→ **Work to complete**: Copy word for word everything from the start of the material down to the line containing "series-line xyxy=(169,408,458,636)", including that line.

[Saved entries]

START

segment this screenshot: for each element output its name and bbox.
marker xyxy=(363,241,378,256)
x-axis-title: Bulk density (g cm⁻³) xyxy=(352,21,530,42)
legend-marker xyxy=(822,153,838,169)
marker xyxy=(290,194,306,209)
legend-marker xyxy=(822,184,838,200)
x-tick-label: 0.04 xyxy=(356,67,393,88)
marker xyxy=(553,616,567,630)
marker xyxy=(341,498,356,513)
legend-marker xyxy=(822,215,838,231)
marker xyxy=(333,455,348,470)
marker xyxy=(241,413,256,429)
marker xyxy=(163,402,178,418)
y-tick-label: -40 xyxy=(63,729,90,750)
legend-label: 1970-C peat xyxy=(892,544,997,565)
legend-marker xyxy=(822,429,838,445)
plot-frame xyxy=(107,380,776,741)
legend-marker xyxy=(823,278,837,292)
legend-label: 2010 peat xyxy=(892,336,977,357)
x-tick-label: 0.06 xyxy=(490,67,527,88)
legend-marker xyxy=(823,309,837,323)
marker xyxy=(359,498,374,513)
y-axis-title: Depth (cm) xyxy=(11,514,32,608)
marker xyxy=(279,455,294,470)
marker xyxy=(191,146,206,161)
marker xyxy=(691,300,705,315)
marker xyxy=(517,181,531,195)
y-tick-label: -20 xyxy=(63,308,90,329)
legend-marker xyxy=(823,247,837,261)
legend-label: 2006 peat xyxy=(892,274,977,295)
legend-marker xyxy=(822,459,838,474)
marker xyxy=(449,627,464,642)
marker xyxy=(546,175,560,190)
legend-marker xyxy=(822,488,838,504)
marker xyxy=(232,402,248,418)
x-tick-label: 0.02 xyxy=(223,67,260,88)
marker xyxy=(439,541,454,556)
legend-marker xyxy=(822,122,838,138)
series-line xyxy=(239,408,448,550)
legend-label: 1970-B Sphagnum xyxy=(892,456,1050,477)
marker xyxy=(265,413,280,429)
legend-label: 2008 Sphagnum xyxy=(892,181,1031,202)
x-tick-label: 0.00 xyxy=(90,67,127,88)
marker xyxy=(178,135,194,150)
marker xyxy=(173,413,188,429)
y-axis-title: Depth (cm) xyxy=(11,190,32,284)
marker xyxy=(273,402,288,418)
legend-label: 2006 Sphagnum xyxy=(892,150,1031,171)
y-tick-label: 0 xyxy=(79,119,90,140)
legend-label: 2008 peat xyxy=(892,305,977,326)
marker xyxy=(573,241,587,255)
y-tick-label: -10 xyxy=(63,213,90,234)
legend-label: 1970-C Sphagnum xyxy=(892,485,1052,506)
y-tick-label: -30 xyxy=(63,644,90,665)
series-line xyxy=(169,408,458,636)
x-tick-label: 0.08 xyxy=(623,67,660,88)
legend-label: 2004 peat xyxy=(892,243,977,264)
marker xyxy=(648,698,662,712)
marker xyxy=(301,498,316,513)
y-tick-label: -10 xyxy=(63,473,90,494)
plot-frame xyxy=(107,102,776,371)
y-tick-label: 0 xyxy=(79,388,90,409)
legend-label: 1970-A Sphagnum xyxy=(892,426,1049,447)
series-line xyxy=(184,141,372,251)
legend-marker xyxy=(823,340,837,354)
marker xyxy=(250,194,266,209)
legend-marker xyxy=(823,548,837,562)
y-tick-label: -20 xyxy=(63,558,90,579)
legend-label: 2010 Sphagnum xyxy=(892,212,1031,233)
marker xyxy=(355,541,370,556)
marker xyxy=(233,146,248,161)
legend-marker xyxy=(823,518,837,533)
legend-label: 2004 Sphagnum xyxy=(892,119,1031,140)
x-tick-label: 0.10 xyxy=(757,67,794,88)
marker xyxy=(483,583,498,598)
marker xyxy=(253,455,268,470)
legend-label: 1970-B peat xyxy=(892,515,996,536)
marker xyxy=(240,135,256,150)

END

→ **Result for this task**:
segment this screenshot: for each element output its name and bbox.
marker xyxy=(363,241,378,256)
x-axis-title: Bulk density (g cm⁻³) xyxy=(352,21,530,42)
legend-marker xyxy=(822,153,838,169)
marker xyxy=(290,194,306,209)
legend-marker xyxy=(822,184,838,200)
x-tick-label: 0.04 xyxy=(356,67,393,88)
marker xyxy=(553,616,567,630)
marker xyxy=(341,498,356,513)
legend-marker xyxy=(822,215,838,231)
marker xyxy=(333,455,348,470)
marker xyxy=(241,413,256,429)
marker xyxy=(163,402,178,418)
y-tick-label: -40 xyxy=(63,729,90,750)
legend-label: 1970-C peat xyxy=(892,544,997,565)
legend-marker xyxy=(822,429,838,445)
plot-frame xyxy=(107,380,776,741)
legend-marker xyxy=(823,278,837,292)
legend-label: 2010 peat xyxy=(892,336,977,357)
x-tick-label: 0.06 xyxy=(490,67,527,88)
legend-marker xyxy=(823,309,837,323)
marker xyxy=(359,498,374,513)
y-axis-title: Depth (cm) xyxy=(11,514,32,608)
marker xyxy=(279,455,294,470)
marker xyxy=(191,146,206,161)
marker xyxy=(691,300,705,315)
marker xyxy=(517,181,531,195)
y-tick-label: -20 xyxy=(63,308,90,329)
legend-marker xyxy=(823,247,837,261)
legend-label: 2006 peat xyxy=(892,274,977,295)
legend-marker xyxy=(822,459,838,474)
marker xyxy=(449,627,464,642)
marker xyxy=(546,175,560,190)
legend-marker xyxy=(822,488,838,504)
marker xyxy=(232,402,248,418)
x-tick-label: 0.02 xyxy=(223,67,260,88)
marker xyxy=(439,541,454,556)
legend-marker xyxy=(822,122,838,138)
series-line xyxy=(239,408,448,550)
legend-label: 1970-B Sphagnum xyxy=(892,456,1050,477)
marker xyxy=(265,413,280,429)
legend-label: 2008 Sphagnum xyxy=(892,181,1031,202)
x-tick-label: 0.00 xyxy=(90,67,127,88)
marker xyxy=(178,135,194,150)
marker xyxy=(173,413,188,429)
y-axis-title: Depth (cm) xyxy=(11,190,32,284)
marker xyxy=(273,402,288,418)
legend-label: 2006 Sphagnum xyxy=(892,150,1031,171)
y-tick-label: 0 xyxy=(79,119,90,140)
legend-label: 2008 peat xyxy=(892,305,977,326)
marker xyxy=(573,241,587,255)
y-tick-label: -10 xyxy=(63,213,90,234)
legend-label: 1970-C Sphagnum xyxy=(892,485,1052,506)
y-tick-label: -30 xyxy=(63,644,90,665)
series-line xyxy=(169,408,458,636)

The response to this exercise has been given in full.